» SET TASK
Write out each line exactly as it stands, please.

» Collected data
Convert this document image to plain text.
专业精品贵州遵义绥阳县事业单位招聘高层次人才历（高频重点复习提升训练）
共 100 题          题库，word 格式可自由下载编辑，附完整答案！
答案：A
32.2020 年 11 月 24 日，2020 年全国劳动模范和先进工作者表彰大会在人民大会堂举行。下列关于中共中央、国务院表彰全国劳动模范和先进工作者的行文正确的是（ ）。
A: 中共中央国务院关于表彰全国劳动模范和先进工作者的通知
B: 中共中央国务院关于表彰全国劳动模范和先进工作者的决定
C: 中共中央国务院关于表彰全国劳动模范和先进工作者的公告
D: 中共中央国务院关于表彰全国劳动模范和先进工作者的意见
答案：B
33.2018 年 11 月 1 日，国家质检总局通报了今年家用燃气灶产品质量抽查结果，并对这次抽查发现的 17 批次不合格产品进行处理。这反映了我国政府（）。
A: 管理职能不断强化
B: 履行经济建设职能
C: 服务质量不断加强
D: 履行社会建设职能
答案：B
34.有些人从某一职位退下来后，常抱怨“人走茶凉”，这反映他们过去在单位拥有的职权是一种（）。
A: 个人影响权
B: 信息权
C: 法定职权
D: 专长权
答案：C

» RESULT OF THE TASK
Convert this document image to plain text.
专业精品贵州遵义绥阳县事业单位招聘高层次人才历（高频重点复习提升训练）
共 100 题          题库，word 格式可自由下载编辑，附完整答案！
答案：A
32.2020 年 11 月 24 日，2020 年全国劳动模范和先进工作者表彰大会在人民大会堂举行。下列关于中共中央、国务院表彰全国劳动模范和先进工作者的行文正确的是（ ）。
A: 中共中央国务院关于表彰全国劳动模范和先进工作者的通知
B: 中共中央国务院关于表彰全国劳动模范和先进工作者的决定
C: 中共中央国务院关于表彰全国劳动模范和先进工作者的公告
D: 中共中央国务院关于表彰全国劳动模范和先进工作者的意见
答案：B
33.2018 年 11 月 1 日，国家质检总局通报了今年家用燃气灶产品质量抽查结果，并对这次抽查发现的 17 批次不合格产品进行处理。这反映了我国政府（）。
A: 管理职能不断强化
B: 履行经济建设职能
C: 服务质量不断加强
D: 履行社会建设职能
答案：B
34.有些人从某一职位退下来后，常抱怨“人走茶凉”，这反映他们过去在单位拥有的职权是一种（）。
A: 个人影响权
B: 信息权
C: 法定职权
D: 专长权
答案：C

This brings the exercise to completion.